_Extracted records:_
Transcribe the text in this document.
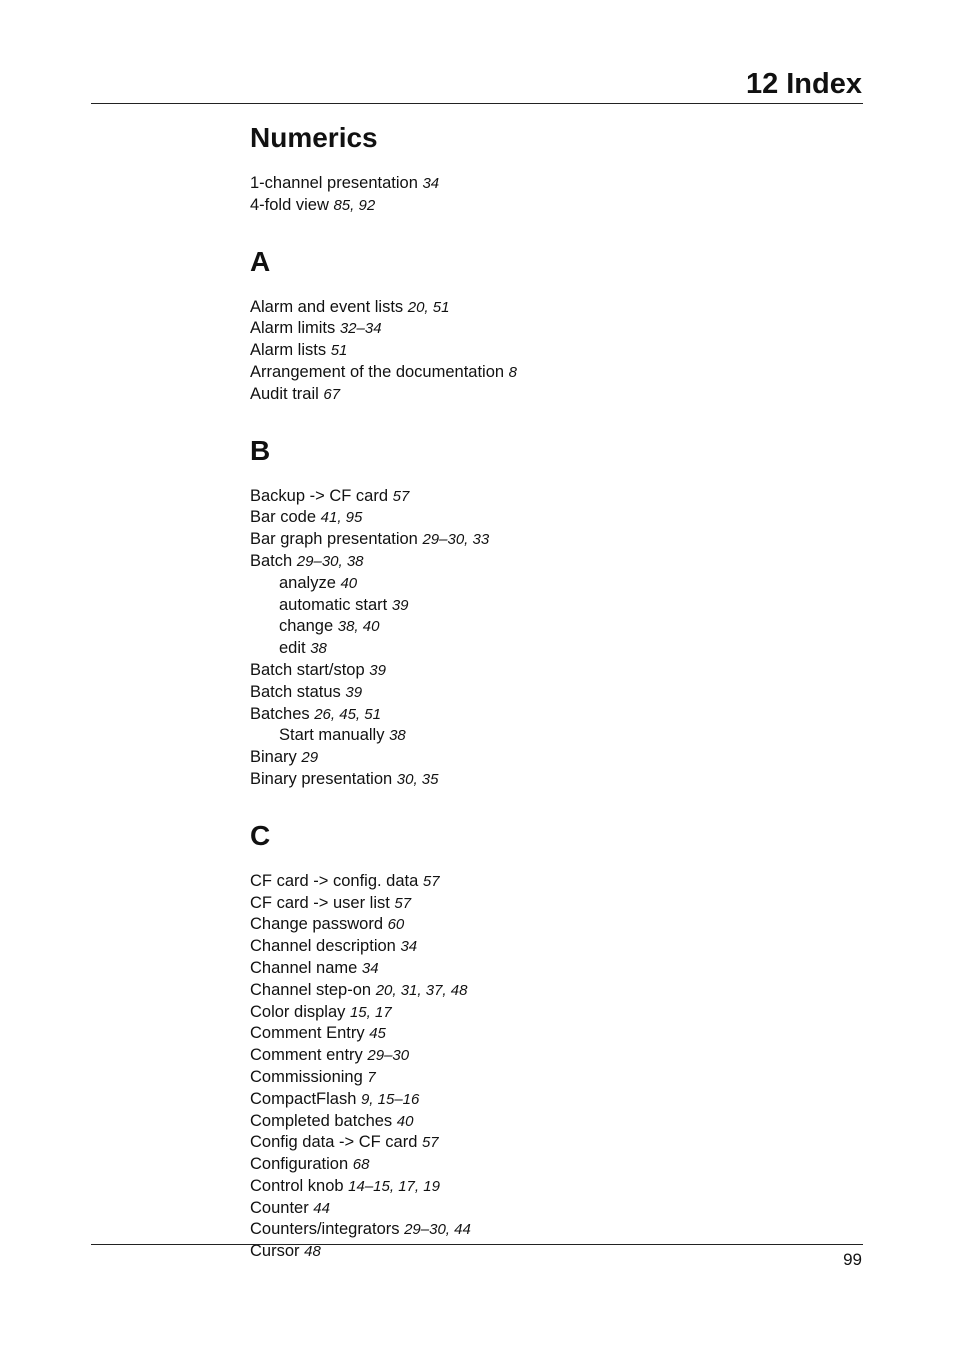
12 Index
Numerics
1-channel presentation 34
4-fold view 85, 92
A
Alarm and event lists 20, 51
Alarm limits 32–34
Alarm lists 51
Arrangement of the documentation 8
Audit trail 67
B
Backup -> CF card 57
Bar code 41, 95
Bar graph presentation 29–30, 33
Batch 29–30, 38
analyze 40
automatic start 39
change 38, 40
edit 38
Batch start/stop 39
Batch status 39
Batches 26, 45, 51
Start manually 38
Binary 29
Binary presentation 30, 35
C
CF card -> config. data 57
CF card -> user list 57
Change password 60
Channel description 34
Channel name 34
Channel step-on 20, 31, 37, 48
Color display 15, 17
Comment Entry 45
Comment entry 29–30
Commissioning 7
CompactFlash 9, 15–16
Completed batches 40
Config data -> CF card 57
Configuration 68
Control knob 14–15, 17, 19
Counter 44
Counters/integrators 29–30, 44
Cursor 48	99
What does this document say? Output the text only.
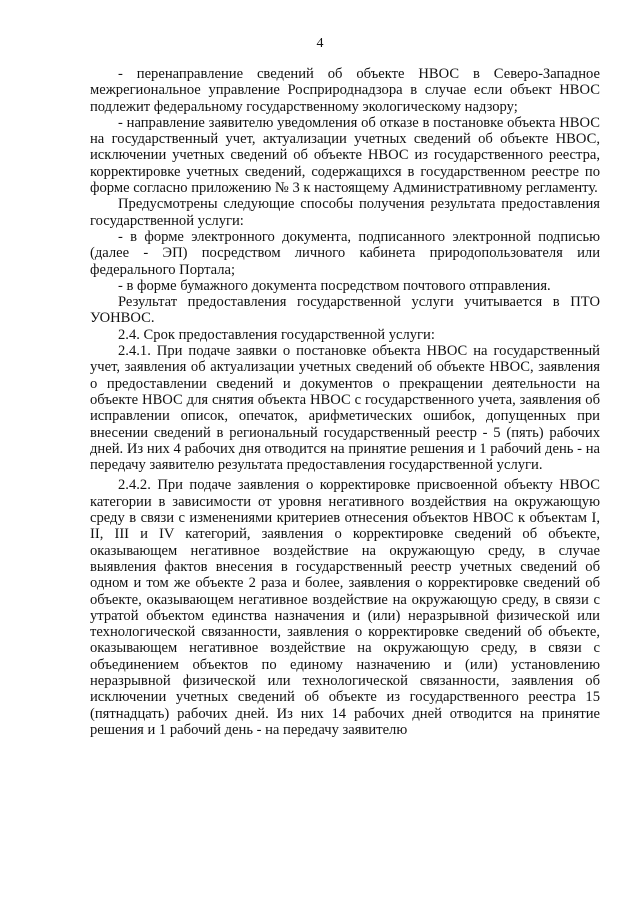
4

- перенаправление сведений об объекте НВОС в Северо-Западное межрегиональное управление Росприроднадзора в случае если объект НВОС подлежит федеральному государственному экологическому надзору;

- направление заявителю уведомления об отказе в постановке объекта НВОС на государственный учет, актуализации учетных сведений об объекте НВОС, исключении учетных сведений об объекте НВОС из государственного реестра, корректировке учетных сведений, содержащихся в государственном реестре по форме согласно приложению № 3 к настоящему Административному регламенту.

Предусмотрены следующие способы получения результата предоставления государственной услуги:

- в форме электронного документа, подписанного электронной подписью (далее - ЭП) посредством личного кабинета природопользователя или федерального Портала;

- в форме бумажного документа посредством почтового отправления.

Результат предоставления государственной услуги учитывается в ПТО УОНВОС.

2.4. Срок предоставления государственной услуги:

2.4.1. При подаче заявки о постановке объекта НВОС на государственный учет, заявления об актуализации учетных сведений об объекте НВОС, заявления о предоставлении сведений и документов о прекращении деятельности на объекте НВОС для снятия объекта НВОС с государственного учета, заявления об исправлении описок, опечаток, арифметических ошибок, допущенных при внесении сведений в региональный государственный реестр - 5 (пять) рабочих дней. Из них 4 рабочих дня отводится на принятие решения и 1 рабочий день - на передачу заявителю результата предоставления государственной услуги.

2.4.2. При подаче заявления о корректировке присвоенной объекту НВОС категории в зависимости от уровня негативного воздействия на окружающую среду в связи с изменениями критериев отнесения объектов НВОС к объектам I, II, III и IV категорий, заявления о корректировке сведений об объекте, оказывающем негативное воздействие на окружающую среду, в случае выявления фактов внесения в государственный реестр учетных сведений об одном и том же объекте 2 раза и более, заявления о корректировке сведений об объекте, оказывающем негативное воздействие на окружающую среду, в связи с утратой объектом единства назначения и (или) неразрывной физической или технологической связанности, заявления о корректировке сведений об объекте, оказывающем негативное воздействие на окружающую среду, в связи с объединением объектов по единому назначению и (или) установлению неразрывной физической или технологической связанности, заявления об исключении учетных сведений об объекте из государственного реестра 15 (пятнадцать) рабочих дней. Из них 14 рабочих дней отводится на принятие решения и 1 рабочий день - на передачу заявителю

_What needs to be done:_ Pick out every line above that contains the word "заявления" and copy it.

_The output:_
2.4.1. При подаче заявки о постановке объекта НВОС на государственный учет, заявления об актуализации учетных сведений об объекте НВОС, заявления о предоставлении сведений и документов о прекращении деятельности на объекте НВОС для снятия объекта НВОС с государственного учета, заявления об исправлении описок, опечаток, арифметических ошибок, допущенных при внесении сведений в региональный государственный реестр - 5 (пять) рабочих дней. Из них 4 рабочих дня отводится на принятие решения и 1 рабочий день - на передачу заявителю результата предоставления государственной услуги.
2.4.2. При подаче заявления о корректировке присвоенной объекту НВОС категории в зависимости от уровня негативного воздействия на окружающую среду в связи с изменениями критериев отнесения объектов НВОС к объектам I, II, III и IV категорий, заявления о корректировке сведений об объекте, оказывающем негативное воздействие на окружающую среду, в случае выявления фактов внесения в государственный реестр учетных сведений об одном и том же объекте 2 раза и более, заявления о корректировке сведений об объекте, оказывающем негативное воздействие на окружающую среду, в связи с утратой объектом единства назначения и (или) неразрывной физической или технологической связанности, заявления о корректировке сведений об объекте, оказывающем негативное воздействие на окружающую среду, в связи с объединением объектов по единому назначению и (или) установлению неразрывной физической или технологической связанности, заявления об исключении учетных сведений об объекте из государственного реестра 15 (пятнадцать) рабочих дней. Из них 14 рабочих дней отводится на принятие решения и 1 рабочий день - на передачу заявителю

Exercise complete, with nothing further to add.